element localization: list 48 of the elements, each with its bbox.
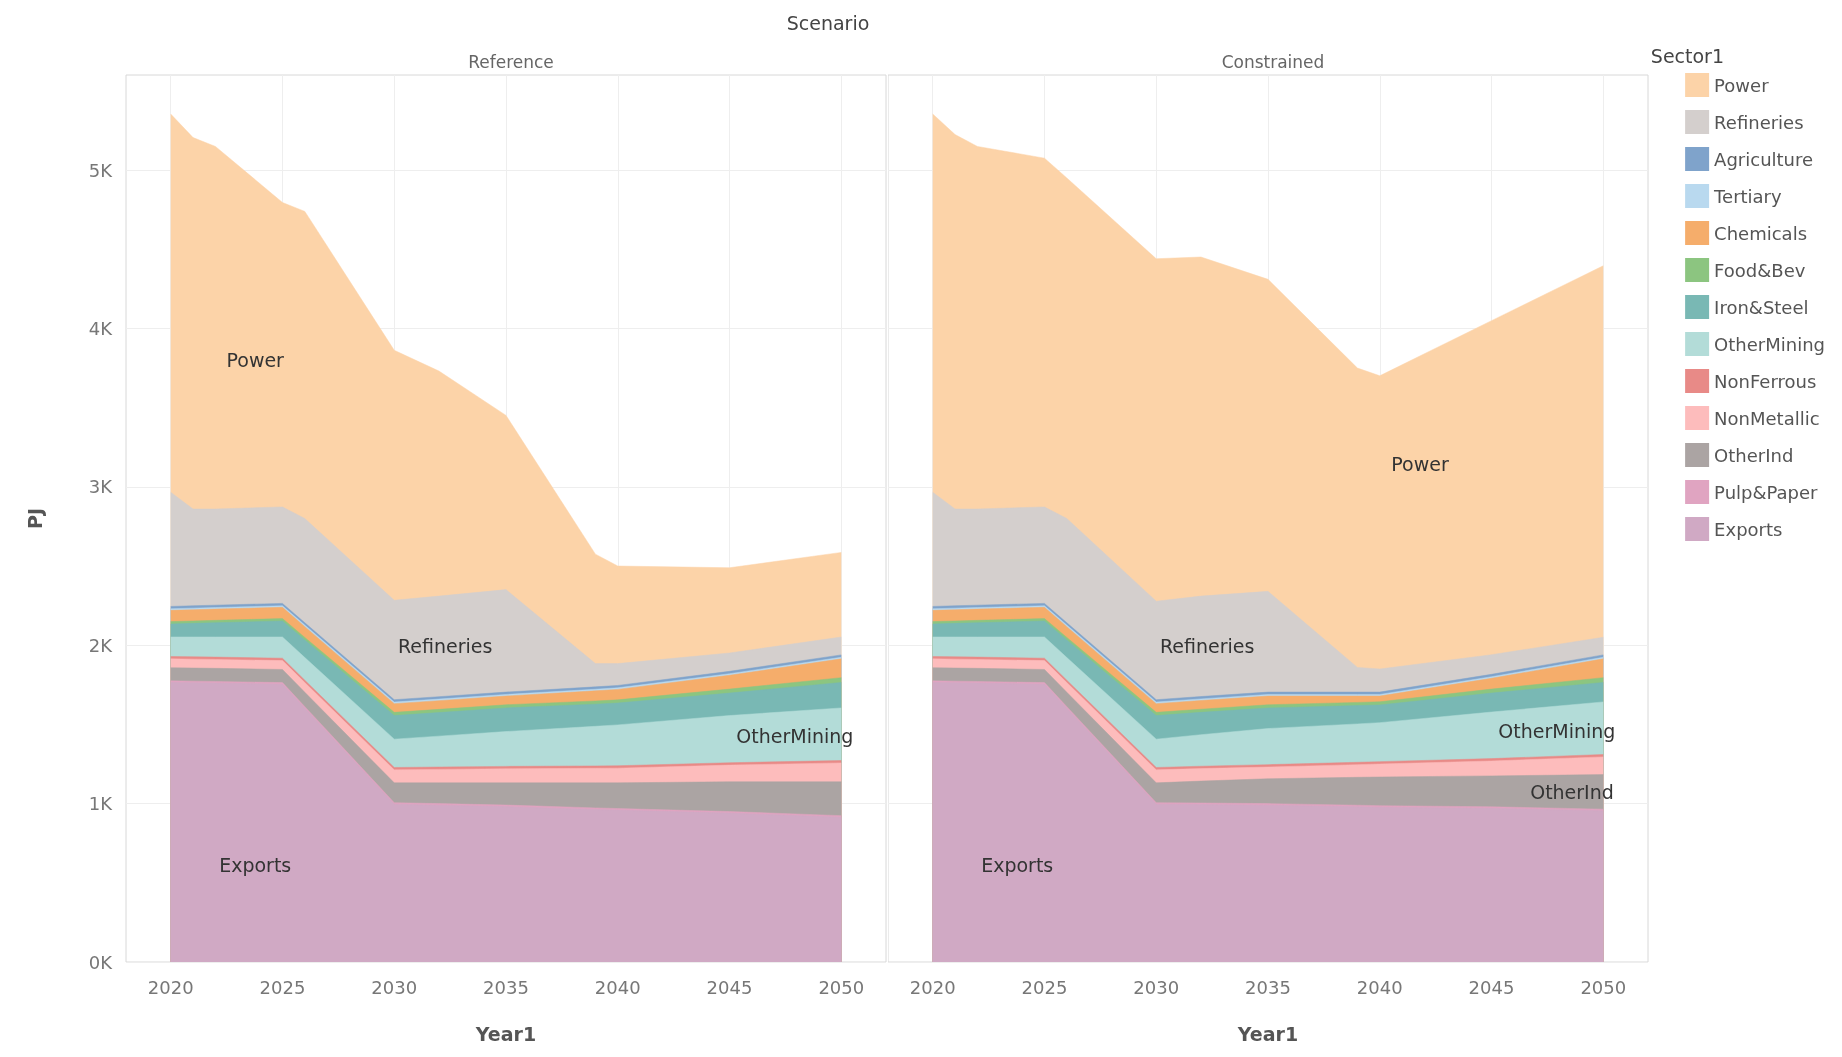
series-label: Exports	[219, 853, 292, 876]
y-tick-label: 0K	[88, 951, 114, 973]
y-tick-label: 4K	[88, 317, 114, 339]
x-tick-label: 2025	[1021, 976, 1068, 998]
text: Exports	[981, 853, 1054, 876]
x-tick-label: 2050	[1580, 976, 1627, 998]
x-tick-label: 2030	[1133, 976, 1180, 998]
legend-label: Agriculture	[1714, 148, 1814, 170]
legend-title: Sector1	[1650, 44, 1724, 67]
x-tick-label: 2045	[706, 976, 753, 998]
series-label: OtherMining	[736, 725, 854, 748]
legend-label: OtherMining	[1714, 333, 1826, 355]
y-tick-label: 2K	[88, 634, 114, 656]
chart-title: Scenario	[785, 11, 871, 36]
text: Refineries	[1159, 634, 1255, 657]
text: Power	[1391, 452, 1449, 475]
legend-label: Chemicals	[1714, 222, 1808, 244]
x-tick-label: 2025	[259, 976, 306, 998]
legend-label: Iron&Steel	[1714, 296, 1809, 318]
chart-subtitle: Constrained	[1221, 51, 1325, 72]
series-label: Refineries	[397, 634, 493, 657]
y-tick-label: 5K	[88, 159, 114, 181]
x-tick-label: 2035	[483, 976, 529, 998]
legend-label: NonFerrous	[1714, 370, 1817, 392]
legend-label: Refineries	[1714, 111, 1804, 133]
chart-subtitle: Reference	[468, 51, 554, 72]
legend-label: Pulp&Paper	[1714, 481, 1819, 503]
x-tick-label: 2045	[1468, 976, 1515, 998]
y-axis-title: PJ	[23, 508, 46, 529]
x-axis-title: Year1	[474, 1022, 537, 1045]
y-tick-label: 1K	[88, 793, 114, 815]
x-tick-label: 2040	[594, 976, 641, 998]
x-tick-label: 2030	[371, 976, 418, 998]
x-tick-label: 2040	[1356, 976, 1403, 998]
series-label: Power	[226, 349, 285, 372]
x-axis-title: Year1	[1236, 1022, 1299, 1045]
x-tick-label: 2020	[147, 976, 194, 998]
legend-label: Exports	[1714, 518, 1783, 540]
x-tick-label: 2035	[1245, 976, 1291, 998]
y-tick-label: 3K	[88, 476, 114, 498]
legend-label: NonMetallic	[1714, 407, 1820, 429]
text: OtherMining	[1498, 720, 1616, 743]
x-tick-label: 2020	[909, 976, 956, 998]
legend-label: Power	[1714, 74, 1770, 96]
legend-label: Food&Bev	[1714, 259, 1806, 281]
legend-label: Tertiary	[1713, 185, 1783, 207]
legend-label: OtherInd	[1714, 444, 1794, 466]
x-tick-label: 2050	[818, 976, 865, 998]
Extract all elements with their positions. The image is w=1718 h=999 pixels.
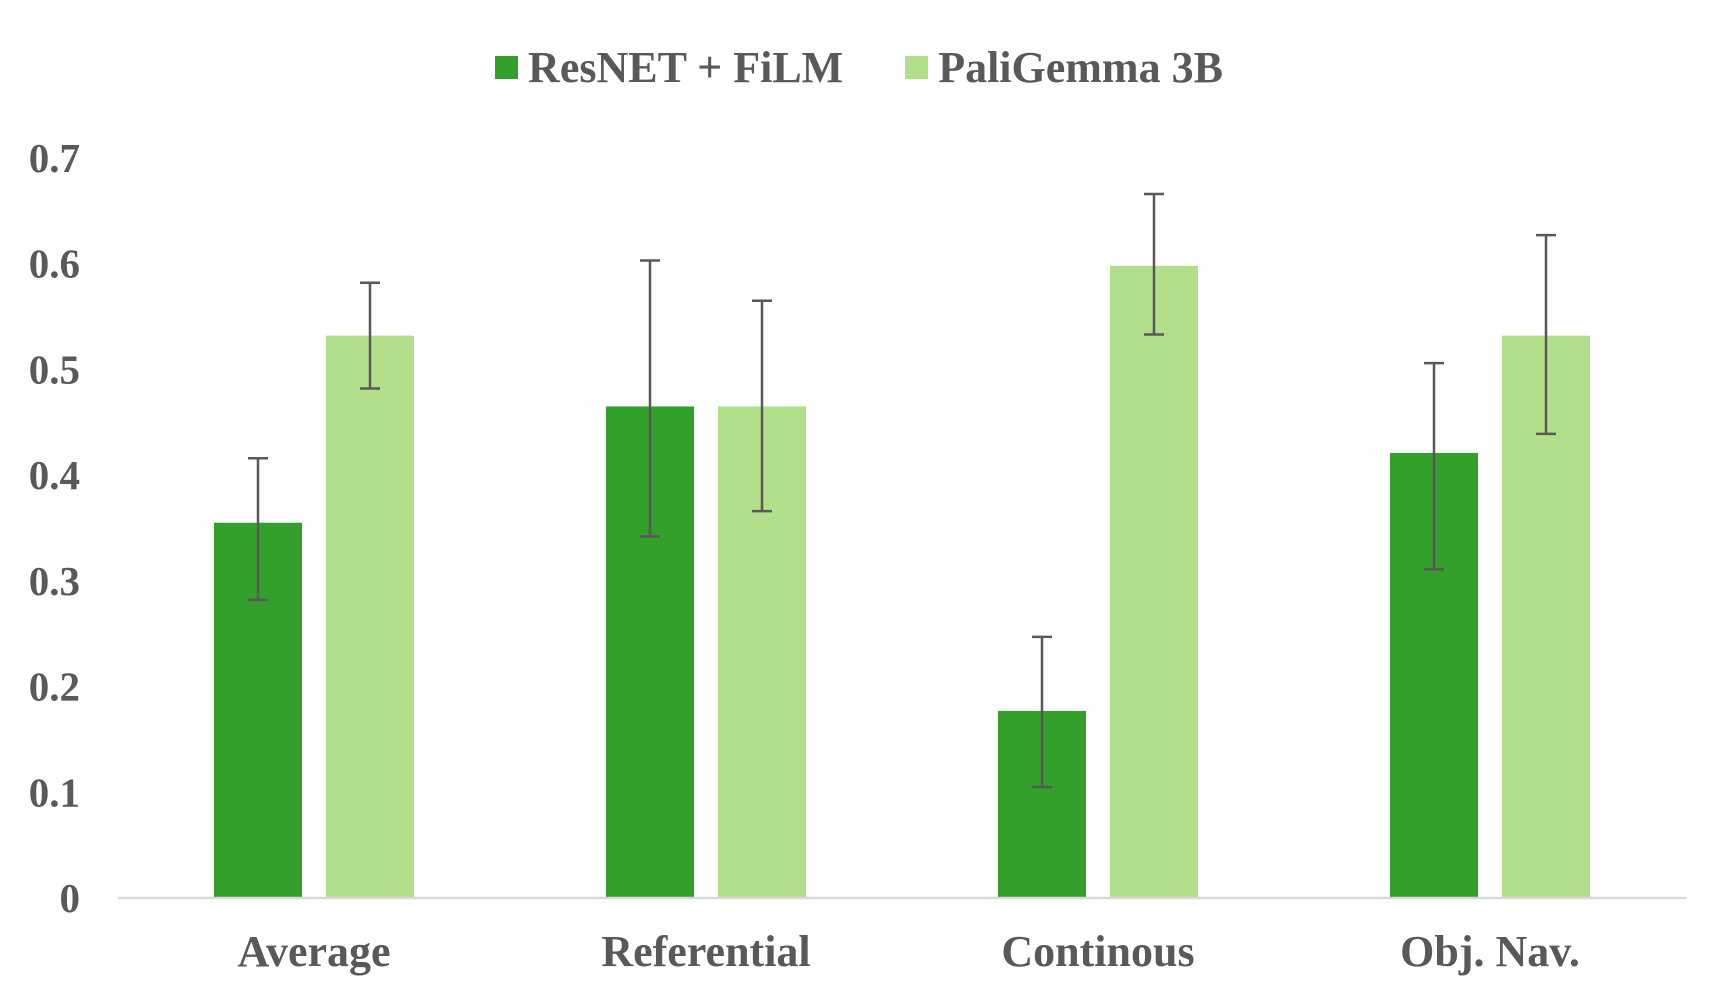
legend-item-resnet-film: ResNET + FiLM: [495, 42, 843, 93]
y-tick-label: 0: [60, 875, 81, 921]
x-tick-label: Continous: [1001, 927, 1194, 976]
legend: ResNET + FiLM PaliGemma 3B: [0, 42, 1718, 93]
legend-swatch-resnet-film: [495, 56, 519, 79]
bar-paligemma-3b-2: [1110, 265, 1198, 898]
y-tick-label: 0.3: [29, 558, 80, 604]
y-axis-ticks: 0 0.1 0.2 0.3 0.4 0.5 0.6 0.7: [29, 135, 80, 921]
y-tick-label: 0.4: [29, 452, 80, 498]
legend-swatch-paligemma-3b: [905, 56, 929, 79]
x-tick-label: Obj. Nav.: [1400, 927, 1580, 976]
y-tick-label: 0.2: [29, 664, 80, 710]
bars: [214, 265, 1590, 899]
y-tick-label: 0.7: [29, 135, 80, 181]
bar-paligemma-3b-0: [326, 335, 414, 899]
x-tick-label: Average: [237, 927, 390, 976]
legend-item-paligemma-3b: PaliGemma 3B: [905, 42, 1223, 93]
x-axis-ticks: Average Referential Continous Obj. Nav.: [237, 927, 1579, 976]
y-tick-label: 0.1: [29, 769, 80, 815]
x-tick-label: Referential: [601, 927, 810, 976]
y-tick-label: 0.6: [29, 241, 80, 287]
y-tick-label: 0.5: [29, 346, 80, 392]
error-bars: [248, 192, 1556, 789]
legend-label-paligemma-3b: PaliGemma 3B: [938, 43, 1223, 92]
legend-label-resnet-film: ResNET + FiLM: [528, 43, 844, 92]
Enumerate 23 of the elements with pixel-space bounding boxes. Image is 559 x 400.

--

▸ Your goal: Copy the lines of the material from the line containing "853, 292, 876]" through the line containing "976, 1291, 998]", including both of those lines.

▸ Task solution:
series-label: Exports	[219, 853, 292, 876]
y-tick-label: 0K	[88, 951, 114, 973]
y-tick-label: 4K	[88, 317, 114, 339]
x-tick-label: 2025	[1021, 976, 1068, 998]
text: Exports	[981, 853, 1054, 876]
x-tick-label: 2050	[1580, 976, 1627, 998]
x-tick-label: 2030	[1133, 976, 1180, 998]
legend-label: Agriculture	[1714, 148, 1814, 170]
legend-title: Sector1	[1650, 44, 1724, 67]
x-tick-label: 2045	[706, 976, 753, 998]
series-label: OtherMining	[736, 725, 854, 748]
legend-label: OtherMining	[1714, 333, 1826, 355]
y-tick-label: 2K	[88, 634, 114, 656]
chart-title: Scenario	[785, 11, 871, 36]
text: Refineries	[1159, 634, 1255, 657]
text: Power	[1391, 452, 1449, 475]
legend-label: Chemicals	[1714, 222, 1808, 244]
x-tick-label: 2025	[259, 976, 306, 998]
legend-label: Iron&Steel	[1714, 296, 1809, 318]
chart-subtitle: Constrained	[1221, 51, 1325, 72]
series-label: Refineries	[397, 634, 493, 657]
y-tick-label: 5K	[88, 159, 114, 181]
x-tick-label: 2035	[483, 976, 529, 998]
legend-label: NonFerrous	[1714, 370, 1817, 392]
legend-label: Refineries	[1714, 111, 1804, 133]
chart-subtitle: Reference	[468, 51, 554, 72]
legend-label: Pulp&Paper	[1714, 481, 1819, 503]
x-tick-label: 2045	[1468, 976, 1515, 998]
y-axis-title: PJ	[23, 508, 46, 529]
x-axis-title: Year1	[474, 1022, 537, 1045]
y-tick-label: 1K	[88, 793, 114, 815]
x-tick-label: 2040	[594, 976, 641, 998]
x-tick-label: 2030	[371, 976, 418, 998]
x-tick-label: 2040	[1356, 976, 1403, 998]
series-label: Power	[226, 349, 285, 372]
x-axis-title: Year1	[1236, 1022, 1299, 1045]
x-tick-label: 2020	[147, 976, 194, 998]
legend-label: Exports	[1714, 518, 1783, 540]
x-tick-label: 2035	[1245, 976, 1291, 998]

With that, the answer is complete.